BEGIN SUPPLIED DATA

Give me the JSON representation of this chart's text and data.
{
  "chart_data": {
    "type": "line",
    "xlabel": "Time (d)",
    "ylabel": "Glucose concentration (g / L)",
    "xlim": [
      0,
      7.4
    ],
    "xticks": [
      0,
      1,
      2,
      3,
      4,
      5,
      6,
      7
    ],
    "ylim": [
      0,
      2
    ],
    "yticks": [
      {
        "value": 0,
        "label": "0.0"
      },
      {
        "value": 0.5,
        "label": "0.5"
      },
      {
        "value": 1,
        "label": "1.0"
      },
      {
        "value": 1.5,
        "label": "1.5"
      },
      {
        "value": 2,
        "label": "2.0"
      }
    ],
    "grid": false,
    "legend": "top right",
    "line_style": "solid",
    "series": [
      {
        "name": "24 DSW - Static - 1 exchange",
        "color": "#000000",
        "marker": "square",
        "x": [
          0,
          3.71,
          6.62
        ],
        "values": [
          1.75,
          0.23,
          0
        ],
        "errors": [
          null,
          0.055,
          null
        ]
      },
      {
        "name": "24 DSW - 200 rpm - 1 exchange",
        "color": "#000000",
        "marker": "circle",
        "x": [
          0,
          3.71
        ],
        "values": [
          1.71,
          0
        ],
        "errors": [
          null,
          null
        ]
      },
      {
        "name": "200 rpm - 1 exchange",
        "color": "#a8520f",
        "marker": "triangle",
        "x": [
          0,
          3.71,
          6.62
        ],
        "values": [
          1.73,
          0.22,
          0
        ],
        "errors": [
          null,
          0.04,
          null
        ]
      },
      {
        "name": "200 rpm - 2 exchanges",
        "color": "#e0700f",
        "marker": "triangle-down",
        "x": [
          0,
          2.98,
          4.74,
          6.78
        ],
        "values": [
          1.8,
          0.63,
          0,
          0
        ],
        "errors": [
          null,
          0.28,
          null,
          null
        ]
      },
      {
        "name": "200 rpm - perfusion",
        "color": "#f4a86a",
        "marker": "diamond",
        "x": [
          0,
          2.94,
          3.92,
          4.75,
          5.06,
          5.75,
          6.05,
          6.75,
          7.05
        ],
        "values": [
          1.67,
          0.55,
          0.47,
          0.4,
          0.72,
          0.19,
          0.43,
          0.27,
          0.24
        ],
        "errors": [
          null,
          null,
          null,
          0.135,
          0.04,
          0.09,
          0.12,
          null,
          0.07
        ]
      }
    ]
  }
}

END SUPPLIED DATA

DIRECTION: Extract every record. Keep wording exact.

OUTPUT FOR THIS EXERCISE:
Give me the JSON representation of this chart's text and data.
{
  "chart_data": {
    "type": "line",
    "xlabel": "Time (d)",
    "ylabel": "Glucose concentration (g / L)",
    "xlim": [
      0,
      7.4
    ],
    "xticks": [
      0,
      1,
      2,
      3,
      4,
      5,
      6,
      7
    ],
    "ylim": [
      0,
      2
    ],
    "yticks": [
      {
        "value": 0,
        "label": "0.0"
      },
      {
        "value": 0.5,
        "label": "0.5"
      },
      {
        "value": 1,
        "label": "1.0"
      },
      {
        "value": 1.5,
        "label": "1.5"
      },
      {
        "value": 2,
        "label": "2.0"
      }
    ],
    "grid": false,
    "legend": "top right",
    "line_style": "solid",
    "series": [
      {
        "name": "24 DSW - Static - 1 exchange",
        "color": "#000000",
        "marker": "square",
        "x": [
          0,
          3.71,
          6.62
        ],
        "values": [
          1.75,
          0.23,
          0
        ],
        "errors": [
          null,
          0.055,
          null
        ]
      },
      {
        "name": "24 DSW - 200 rpm - 1 exchange",
        "color": "#000000",
        "marker": "circle",
        "x": [
          0,
          3.71
        ],
        "values": [
          1.71,
          0
        ],
        "errors": [
          null,
          null
        ]
      },
      {
        "name": "200 rpm - 1 exchange",
        "color": "#a8520f",
        "marker": "triangle",
        "x": [
          0,
          3.71,
          6.62
        ],
        "values": [
          1.73,
          0.22,
          0
        ],
        "errors": [
          null,
          0.04,
          null
        ]
      },
      {
        "name": "200 rpm - 2 exchanges",
        "color": "#e0700f",
        "marker": "triangle-down",
        "x": [
          0,
          2.98,
          4.74,
          6.78
        ],
        "values": [
          1.8,
          0.63,
          0,
          0
        ],
        "errors": [
          null,
          0.28,
          null,
          null
        ]
      },
      {
        "name": "200 rpm - perfusion",
        "color": "#f4a86a",
        "marker": "diamond",
        "x": [
          0,
          2.94,
          3.92,
          4.75,
          5.06,
          5.75,
          6.05,
          6.75,
          7.05
        ],
        "values": [
          1.67,
          0.55,
          0.47,
          0.4,
          0.72,
          0.19,
          0.43,
          0.27,
          0.24
        ],
        "errors": [
          null,
          null,
          null,
          0.135,
          0.04,
          0.09,
          0.12,
          null,
          0.07
        ]
      }
    ]
  }
}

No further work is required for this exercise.